Task to carry out:
What is the number of lines holding the word "холке"? Give that number alone.

[Stored records]

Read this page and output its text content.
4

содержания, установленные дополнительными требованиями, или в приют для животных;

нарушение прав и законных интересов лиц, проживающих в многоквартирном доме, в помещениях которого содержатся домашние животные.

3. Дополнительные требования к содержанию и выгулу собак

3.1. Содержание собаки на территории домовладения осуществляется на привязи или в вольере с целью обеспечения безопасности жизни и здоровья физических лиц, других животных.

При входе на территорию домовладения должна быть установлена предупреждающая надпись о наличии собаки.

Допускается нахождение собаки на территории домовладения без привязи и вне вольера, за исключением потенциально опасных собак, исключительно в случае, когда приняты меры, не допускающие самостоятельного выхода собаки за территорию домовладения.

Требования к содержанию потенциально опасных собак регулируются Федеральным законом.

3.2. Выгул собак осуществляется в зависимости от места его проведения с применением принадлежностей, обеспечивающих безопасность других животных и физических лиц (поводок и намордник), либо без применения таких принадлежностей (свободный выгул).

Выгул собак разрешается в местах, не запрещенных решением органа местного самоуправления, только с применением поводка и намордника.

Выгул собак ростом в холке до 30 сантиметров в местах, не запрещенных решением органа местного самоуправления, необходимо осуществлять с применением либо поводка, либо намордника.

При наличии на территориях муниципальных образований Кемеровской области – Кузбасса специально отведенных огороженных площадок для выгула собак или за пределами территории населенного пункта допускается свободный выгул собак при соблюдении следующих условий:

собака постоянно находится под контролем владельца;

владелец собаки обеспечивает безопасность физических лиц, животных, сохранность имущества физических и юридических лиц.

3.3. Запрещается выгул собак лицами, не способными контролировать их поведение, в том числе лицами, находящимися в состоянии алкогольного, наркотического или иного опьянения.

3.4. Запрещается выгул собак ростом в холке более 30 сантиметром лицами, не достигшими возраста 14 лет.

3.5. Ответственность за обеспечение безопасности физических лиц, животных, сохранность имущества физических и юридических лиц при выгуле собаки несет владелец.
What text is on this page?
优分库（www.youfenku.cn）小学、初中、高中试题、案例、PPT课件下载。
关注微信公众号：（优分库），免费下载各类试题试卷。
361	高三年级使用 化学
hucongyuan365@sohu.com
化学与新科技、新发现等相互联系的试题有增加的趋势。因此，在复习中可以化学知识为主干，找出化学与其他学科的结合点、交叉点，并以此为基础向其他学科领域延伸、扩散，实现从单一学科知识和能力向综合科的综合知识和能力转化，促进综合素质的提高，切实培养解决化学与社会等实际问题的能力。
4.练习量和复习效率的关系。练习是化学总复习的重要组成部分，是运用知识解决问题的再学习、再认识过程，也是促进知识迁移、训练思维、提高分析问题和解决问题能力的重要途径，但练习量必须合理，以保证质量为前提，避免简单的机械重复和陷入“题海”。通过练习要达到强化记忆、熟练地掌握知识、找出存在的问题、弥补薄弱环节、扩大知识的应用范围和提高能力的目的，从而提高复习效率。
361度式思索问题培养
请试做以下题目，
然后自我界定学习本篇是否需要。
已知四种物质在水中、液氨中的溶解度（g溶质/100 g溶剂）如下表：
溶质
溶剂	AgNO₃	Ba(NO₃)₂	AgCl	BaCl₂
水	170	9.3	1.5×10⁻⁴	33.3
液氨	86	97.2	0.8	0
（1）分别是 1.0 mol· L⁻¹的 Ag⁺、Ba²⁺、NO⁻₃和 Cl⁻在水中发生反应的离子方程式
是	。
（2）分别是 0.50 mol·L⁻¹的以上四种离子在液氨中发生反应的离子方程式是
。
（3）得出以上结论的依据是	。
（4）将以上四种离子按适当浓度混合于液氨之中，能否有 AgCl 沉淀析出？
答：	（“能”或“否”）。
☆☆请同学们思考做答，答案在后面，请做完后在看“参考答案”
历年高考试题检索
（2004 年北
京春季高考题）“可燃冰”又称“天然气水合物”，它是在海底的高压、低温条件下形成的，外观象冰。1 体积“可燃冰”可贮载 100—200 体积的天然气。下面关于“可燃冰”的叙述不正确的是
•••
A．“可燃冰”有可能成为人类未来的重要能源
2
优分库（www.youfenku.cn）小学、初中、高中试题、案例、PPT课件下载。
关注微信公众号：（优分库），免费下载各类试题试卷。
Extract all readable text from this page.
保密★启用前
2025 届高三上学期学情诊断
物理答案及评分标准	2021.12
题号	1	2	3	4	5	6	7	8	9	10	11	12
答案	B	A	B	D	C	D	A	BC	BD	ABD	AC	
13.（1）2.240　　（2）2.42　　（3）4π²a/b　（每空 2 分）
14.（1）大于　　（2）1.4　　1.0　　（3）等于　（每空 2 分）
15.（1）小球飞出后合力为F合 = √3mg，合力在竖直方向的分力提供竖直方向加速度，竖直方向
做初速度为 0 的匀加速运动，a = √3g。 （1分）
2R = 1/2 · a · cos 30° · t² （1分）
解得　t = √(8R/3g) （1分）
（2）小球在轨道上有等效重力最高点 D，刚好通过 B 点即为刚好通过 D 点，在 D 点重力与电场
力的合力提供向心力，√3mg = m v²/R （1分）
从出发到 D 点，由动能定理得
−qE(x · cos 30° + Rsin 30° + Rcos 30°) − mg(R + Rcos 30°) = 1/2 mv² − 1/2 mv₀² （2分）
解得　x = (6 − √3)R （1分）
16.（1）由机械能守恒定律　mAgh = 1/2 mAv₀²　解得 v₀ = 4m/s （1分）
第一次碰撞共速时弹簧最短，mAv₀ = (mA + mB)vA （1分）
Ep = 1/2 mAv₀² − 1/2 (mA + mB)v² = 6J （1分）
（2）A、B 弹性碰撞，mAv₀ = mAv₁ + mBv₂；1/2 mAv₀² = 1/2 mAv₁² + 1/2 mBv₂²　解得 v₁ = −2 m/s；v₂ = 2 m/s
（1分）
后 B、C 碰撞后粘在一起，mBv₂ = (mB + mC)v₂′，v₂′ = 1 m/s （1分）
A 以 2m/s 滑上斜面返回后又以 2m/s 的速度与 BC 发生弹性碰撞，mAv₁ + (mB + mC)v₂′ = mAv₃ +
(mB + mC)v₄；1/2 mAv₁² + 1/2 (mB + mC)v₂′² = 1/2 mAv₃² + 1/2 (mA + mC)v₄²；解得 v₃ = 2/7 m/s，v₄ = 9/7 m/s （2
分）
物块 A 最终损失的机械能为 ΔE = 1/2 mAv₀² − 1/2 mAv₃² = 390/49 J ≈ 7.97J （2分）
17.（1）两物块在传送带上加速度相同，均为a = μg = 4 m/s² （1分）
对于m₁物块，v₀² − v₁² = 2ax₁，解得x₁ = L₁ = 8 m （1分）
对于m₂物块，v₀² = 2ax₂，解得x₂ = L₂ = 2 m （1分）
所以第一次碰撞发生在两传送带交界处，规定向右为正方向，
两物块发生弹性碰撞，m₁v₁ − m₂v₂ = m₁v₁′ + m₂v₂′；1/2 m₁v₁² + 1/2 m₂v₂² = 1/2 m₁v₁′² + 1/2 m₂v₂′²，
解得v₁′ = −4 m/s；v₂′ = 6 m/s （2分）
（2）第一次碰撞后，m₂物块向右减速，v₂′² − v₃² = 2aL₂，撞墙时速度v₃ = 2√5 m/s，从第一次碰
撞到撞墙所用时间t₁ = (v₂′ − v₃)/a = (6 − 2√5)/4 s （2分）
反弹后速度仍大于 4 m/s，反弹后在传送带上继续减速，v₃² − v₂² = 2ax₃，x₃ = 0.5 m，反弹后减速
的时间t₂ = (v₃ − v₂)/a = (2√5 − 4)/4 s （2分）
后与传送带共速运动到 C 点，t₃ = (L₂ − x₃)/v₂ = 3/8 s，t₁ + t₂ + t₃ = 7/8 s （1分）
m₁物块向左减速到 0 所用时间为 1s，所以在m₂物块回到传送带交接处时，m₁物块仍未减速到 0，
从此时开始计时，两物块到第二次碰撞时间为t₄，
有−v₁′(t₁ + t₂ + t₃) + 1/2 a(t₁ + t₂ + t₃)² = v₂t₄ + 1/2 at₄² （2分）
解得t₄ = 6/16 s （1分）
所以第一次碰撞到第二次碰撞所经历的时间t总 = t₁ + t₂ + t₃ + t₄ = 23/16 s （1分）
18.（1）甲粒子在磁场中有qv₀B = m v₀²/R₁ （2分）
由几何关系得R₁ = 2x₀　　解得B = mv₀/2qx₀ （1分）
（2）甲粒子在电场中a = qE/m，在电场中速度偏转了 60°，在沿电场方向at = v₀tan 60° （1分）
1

Answer to the task:
2